▶ **Work instruction**
Where does the word "title" show up in the records? Copy every line that has it.

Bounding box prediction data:

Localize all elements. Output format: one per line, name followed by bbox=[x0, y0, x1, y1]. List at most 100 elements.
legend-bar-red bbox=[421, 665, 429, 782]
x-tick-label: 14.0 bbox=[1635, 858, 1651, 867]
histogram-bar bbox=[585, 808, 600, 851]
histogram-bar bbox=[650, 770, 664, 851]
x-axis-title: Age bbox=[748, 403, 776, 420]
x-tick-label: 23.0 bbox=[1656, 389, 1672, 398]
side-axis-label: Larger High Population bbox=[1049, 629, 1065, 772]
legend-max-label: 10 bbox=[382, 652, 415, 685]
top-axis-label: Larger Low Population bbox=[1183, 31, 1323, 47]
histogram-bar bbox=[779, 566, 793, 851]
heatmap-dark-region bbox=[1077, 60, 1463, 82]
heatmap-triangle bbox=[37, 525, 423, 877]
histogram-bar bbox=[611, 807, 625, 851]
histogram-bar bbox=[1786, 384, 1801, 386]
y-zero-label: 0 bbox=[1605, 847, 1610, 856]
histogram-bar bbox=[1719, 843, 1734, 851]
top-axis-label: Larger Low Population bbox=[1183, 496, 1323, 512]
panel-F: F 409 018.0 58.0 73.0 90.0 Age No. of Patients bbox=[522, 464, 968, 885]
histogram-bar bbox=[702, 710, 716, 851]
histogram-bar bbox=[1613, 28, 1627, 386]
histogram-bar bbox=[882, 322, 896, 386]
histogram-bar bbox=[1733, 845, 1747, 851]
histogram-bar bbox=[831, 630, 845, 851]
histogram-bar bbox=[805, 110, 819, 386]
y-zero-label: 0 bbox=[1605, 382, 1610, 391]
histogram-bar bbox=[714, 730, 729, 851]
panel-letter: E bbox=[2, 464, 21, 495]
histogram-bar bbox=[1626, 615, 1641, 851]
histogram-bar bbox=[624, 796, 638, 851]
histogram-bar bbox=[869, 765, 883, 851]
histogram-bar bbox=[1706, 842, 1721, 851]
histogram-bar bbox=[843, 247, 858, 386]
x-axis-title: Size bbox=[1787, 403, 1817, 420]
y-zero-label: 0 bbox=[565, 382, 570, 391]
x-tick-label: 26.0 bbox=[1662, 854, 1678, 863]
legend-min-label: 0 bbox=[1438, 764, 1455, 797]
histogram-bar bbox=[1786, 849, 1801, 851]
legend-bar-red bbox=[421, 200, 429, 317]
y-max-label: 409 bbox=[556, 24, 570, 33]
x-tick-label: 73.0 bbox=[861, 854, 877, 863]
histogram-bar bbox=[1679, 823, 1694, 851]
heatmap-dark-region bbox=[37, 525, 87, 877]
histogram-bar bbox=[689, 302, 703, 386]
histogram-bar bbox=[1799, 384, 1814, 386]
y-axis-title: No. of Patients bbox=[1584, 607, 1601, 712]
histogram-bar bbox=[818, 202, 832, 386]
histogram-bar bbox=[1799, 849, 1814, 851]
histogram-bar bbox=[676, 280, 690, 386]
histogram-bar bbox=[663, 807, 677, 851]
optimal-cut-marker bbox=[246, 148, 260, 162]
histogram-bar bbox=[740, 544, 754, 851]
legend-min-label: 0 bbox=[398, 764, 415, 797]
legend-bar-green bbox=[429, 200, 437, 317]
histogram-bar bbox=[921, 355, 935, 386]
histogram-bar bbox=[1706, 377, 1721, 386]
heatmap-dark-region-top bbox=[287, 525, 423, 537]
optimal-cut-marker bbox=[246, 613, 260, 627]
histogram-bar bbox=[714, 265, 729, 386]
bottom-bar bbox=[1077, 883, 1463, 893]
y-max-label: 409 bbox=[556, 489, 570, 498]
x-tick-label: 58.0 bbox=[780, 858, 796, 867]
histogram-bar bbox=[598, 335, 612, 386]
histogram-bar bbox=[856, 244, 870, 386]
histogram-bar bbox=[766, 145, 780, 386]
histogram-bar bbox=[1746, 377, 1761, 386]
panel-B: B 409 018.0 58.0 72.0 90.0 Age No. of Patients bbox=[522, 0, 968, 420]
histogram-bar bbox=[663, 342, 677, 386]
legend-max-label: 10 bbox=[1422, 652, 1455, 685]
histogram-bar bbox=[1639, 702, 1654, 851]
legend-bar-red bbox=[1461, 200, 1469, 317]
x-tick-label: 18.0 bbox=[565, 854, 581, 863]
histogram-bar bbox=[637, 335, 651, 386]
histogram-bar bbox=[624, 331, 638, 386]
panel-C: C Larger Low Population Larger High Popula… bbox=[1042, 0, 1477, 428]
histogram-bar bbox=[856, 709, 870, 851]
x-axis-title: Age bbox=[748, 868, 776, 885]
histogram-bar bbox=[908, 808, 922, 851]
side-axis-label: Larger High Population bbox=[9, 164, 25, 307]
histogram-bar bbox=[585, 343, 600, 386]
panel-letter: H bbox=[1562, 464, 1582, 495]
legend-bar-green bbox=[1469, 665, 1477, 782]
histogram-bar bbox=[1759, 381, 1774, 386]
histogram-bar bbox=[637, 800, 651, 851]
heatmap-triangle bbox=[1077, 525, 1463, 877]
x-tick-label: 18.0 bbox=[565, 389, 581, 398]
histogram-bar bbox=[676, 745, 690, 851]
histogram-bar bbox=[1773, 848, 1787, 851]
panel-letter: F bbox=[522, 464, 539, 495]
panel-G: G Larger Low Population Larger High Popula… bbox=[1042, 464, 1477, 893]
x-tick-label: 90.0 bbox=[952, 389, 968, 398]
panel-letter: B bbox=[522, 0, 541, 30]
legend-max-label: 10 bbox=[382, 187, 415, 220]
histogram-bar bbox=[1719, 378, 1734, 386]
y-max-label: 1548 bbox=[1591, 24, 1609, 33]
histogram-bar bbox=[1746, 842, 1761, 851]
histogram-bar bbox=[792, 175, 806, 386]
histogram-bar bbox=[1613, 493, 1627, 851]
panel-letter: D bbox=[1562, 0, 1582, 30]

▶ **Exercise answer**
x-axis-title: Age bbox=[748, 403, 776, 420]
x-axis-title: Size bbox=[1787, 403, 1817, 420]
y-axis-title: No. of Patients bbox=[1584, 607, 1601, 712]
x-axis-title: Age bbox=[748, 868, 776, 885]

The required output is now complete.